### [GIVEN INSTRUCTION]
Copy the rows below verbatim, from the row containing "List all visible" through the row containing "tree-item-hole-3[interactable]: Hole 3", leaving out the pictures.

### [RECORD EXTRACTS]
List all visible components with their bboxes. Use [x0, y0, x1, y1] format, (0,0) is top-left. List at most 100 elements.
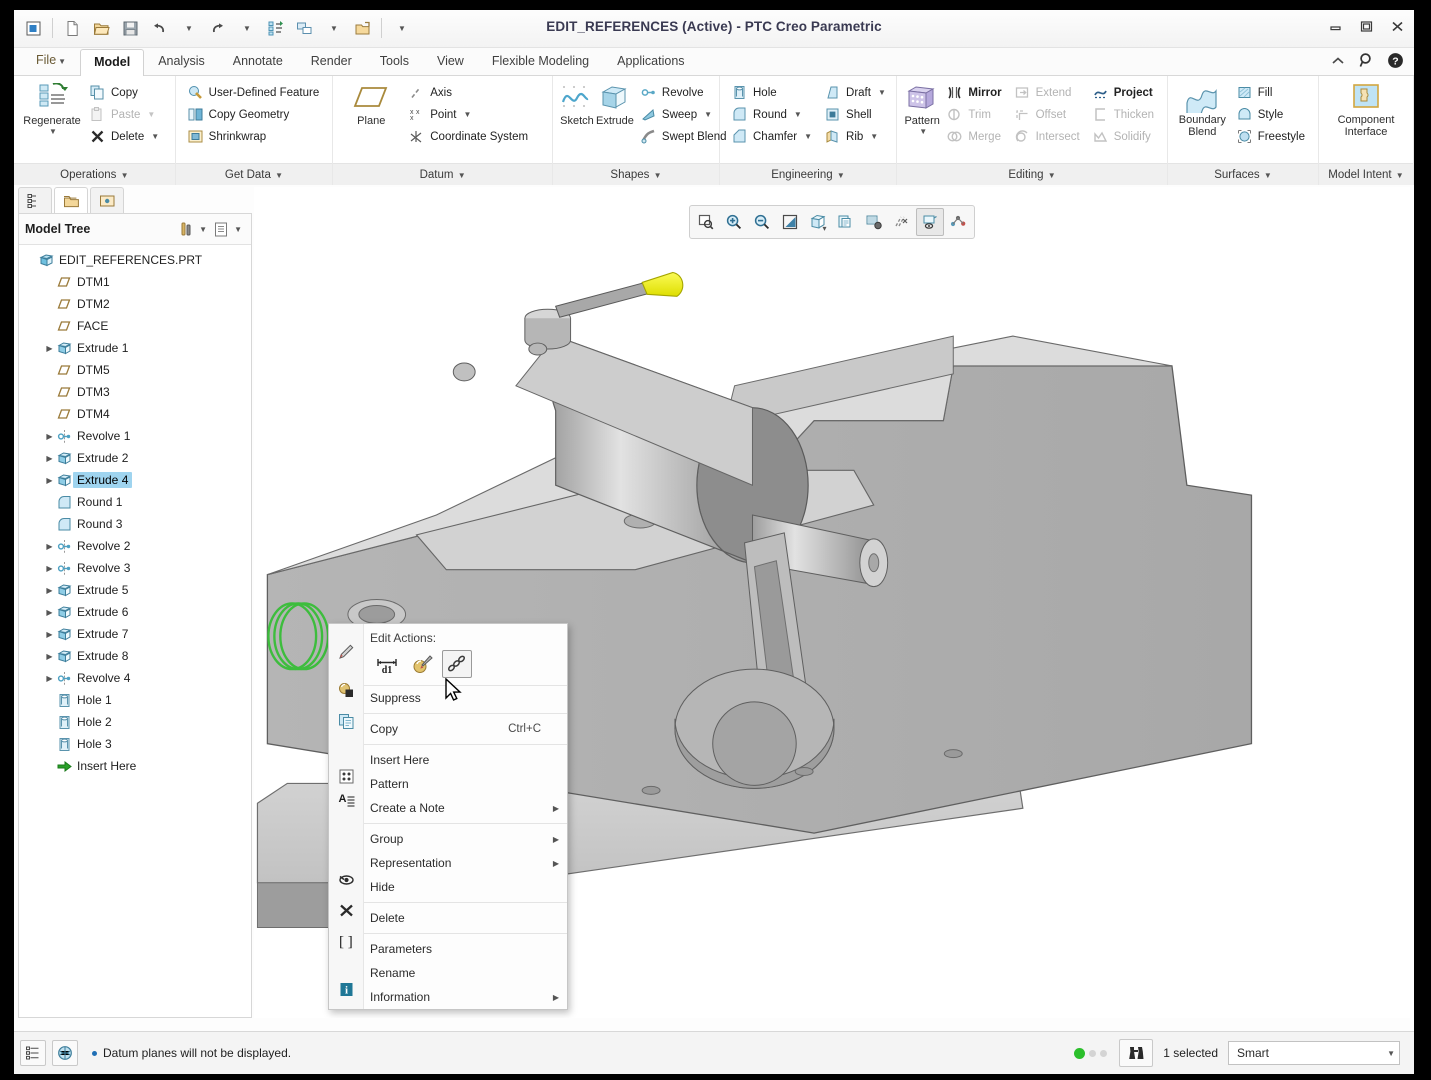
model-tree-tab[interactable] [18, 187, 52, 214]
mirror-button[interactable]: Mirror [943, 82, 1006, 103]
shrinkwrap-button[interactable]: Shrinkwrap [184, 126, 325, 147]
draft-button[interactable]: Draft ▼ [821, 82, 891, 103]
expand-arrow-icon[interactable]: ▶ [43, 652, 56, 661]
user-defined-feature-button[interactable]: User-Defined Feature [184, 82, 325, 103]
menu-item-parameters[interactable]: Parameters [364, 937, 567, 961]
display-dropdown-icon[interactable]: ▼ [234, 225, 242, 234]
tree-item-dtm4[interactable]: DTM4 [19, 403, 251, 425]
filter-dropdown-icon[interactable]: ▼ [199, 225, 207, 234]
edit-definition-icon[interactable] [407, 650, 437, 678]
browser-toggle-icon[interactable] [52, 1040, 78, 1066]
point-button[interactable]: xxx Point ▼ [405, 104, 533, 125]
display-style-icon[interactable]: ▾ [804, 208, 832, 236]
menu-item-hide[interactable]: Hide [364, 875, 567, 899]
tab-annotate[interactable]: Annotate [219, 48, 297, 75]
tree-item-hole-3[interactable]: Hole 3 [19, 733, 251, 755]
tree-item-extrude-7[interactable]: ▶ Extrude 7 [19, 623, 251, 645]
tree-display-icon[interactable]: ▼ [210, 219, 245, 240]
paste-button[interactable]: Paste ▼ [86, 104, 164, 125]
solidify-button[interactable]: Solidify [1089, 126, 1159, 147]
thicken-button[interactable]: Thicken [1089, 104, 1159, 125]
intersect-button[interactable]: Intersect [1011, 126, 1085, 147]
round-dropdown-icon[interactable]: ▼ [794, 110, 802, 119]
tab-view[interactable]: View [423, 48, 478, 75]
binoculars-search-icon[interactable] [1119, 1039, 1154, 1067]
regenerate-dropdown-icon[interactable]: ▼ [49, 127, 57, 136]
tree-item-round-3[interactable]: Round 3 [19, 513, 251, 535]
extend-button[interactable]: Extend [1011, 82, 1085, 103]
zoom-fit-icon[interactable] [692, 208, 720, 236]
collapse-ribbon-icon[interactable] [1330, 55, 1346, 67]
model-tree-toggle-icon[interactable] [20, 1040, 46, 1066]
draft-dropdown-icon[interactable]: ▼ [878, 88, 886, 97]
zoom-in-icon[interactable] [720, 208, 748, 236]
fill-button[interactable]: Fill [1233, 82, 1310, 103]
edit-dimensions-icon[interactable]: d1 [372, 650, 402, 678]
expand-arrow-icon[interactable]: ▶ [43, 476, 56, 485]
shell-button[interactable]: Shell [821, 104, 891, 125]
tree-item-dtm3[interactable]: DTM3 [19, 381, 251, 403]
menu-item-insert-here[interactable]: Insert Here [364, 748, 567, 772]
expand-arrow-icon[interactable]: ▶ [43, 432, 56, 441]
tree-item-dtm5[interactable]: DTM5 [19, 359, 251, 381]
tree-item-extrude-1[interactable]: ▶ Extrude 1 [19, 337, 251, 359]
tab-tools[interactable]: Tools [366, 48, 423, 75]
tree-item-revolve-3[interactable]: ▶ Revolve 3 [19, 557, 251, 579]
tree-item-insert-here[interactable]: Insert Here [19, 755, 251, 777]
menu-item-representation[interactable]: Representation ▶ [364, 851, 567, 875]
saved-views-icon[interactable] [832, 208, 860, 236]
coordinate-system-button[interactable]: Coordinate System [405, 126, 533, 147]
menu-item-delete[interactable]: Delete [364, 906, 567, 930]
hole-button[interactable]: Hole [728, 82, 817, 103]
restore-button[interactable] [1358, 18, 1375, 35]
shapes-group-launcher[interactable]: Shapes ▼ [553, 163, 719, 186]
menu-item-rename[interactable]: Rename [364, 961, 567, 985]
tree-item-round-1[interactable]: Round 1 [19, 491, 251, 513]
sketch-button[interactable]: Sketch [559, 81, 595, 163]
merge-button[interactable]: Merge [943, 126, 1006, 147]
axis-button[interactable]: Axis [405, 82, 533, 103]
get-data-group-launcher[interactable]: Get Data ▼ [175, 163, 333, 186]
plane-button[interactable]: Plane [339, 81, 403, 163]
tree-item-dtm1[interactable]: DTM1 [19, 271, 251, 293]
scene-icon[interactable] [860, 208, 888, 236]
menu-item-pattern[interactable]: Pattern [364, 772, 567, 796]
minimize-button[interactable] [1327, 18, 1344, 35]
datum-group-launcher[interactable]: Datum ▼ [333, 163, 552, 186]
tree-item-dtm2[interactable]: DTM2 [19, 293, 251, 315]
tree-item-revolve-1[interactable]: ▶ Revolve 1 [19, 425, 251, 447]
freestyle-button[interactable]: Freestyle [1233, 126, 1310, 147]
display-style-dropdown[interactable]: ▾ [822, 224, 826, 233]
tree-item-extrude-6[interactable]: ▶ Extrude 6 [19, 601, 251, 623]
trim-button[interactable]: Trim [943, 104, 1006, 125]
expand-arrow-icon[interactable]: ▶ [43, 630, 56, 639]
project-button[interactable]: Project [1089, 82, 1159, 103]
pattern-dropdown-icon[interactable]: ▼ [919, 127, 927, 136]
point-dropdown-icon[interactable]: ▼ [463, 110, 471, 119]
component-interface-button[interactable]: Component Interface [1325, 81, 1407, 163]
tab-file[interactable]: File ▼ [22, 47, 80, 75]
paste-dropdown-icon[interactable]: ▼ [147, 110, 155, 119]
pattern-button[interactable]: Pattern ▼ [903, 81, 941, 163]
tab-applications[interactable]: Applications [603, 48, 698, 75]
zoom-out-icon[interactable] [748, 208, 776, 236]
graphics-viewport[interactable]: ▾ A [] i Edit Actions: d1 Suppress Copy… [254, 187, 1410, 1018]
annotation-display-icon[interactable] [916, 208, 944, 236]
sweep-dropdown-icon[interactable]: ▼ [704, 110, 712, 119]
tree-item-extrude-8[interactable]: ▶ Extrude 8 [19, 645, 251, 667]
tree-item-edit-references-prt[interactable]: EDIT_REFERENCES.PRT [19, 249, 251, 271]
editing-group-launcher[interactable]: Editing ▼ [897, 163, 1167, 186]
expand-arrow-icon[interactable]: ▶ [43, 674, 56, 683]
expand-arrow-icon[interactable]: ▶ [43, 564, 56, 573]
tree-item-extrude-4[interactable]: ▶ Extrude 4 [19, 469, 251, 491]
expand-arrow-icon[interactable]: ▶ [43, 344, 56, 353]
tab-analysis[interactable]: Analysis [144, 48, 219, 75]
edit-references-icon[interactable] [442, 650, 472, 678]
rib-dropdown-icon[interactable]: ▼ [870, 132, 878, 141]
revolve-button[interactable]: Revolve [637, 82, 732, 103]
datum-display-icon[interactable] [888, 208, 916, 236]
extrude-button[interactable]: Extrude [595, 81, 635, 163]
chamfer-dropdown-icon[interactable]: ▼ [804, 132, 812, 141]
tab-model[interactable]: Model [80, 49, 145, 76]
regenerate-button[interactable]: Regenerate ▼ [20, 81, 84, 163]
...
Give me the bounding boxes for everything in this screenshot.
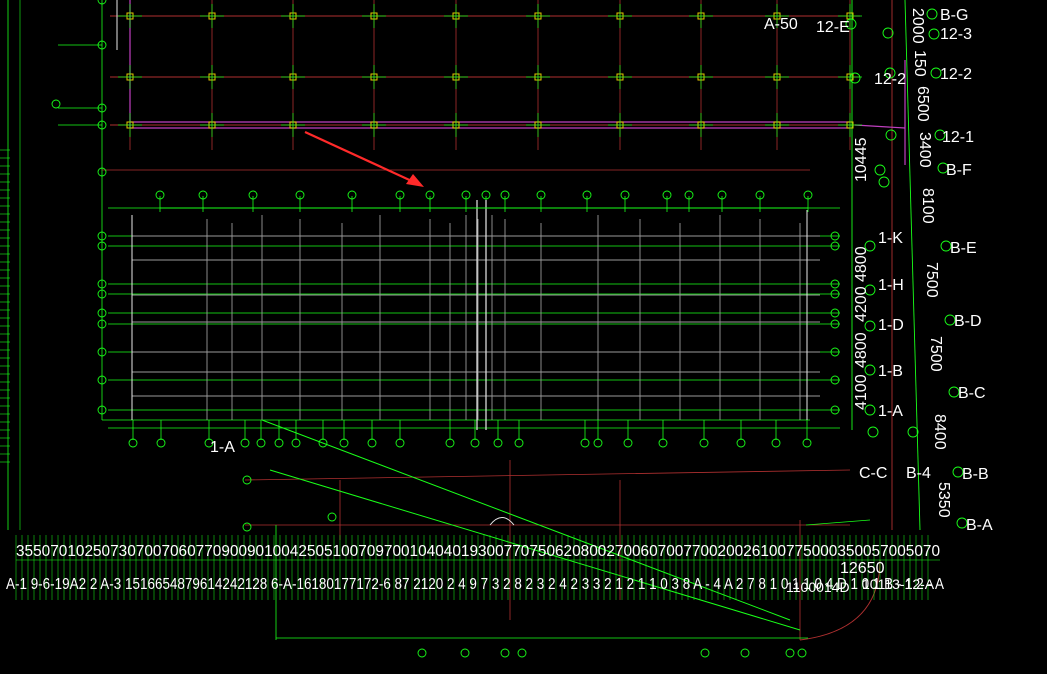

### [OUTPUT]
List all visible components with their bboxes. Use [x0, y0, x1, y1] format, (0,0) is top-left. List at most 100 elements.
model-tree-tab[interactable] [18, 187, 52, 214]
mirror-button[interactable]: Mirror [943, 82, 1006, 103]
shrinkwrap-button[interactable]: Shrinkwrap [184, 126, 325, 147]
draft-button[interactable]: Draft ▼ [821, 82, 891, 103]
expand-arrow-icon[interactable]: ▶ [43, 652, 56, 661]
user-defined-feature-button[interactable]: User-Defined Feature [184, 82, 325, 103]
menu-item-parameters[interactable]: Parameters [364, 937, 567, 961]
display-dropdown-icon[interactable]: ▼ [234, 225, 242, 234]
tree-item-dtm4[interactable]: DTM4 [19, 403, 251, 425]
filter-dropdown-icon[interactable]: ▼ [199, 225, 207, 234]
edit-definition-icon[interactable] [407, 650, 437, 678]
browser-toggle-icon[interactable] [52, 1040, 78, 1066]
point-button[interactable]: xxx Point ▼ [405, 104, 533, 125]
display-style-icon[interactable]: ▾ [804, 208, 832, 236]
menu-item-hide[interactable]: Hide [364, 875, 567, 899]
tab-annotate[interactable]: Annotate [219, 48, 297, 75]
tree-item-hole-3[interactable]: Hole 3 [19, 733, 251, 755]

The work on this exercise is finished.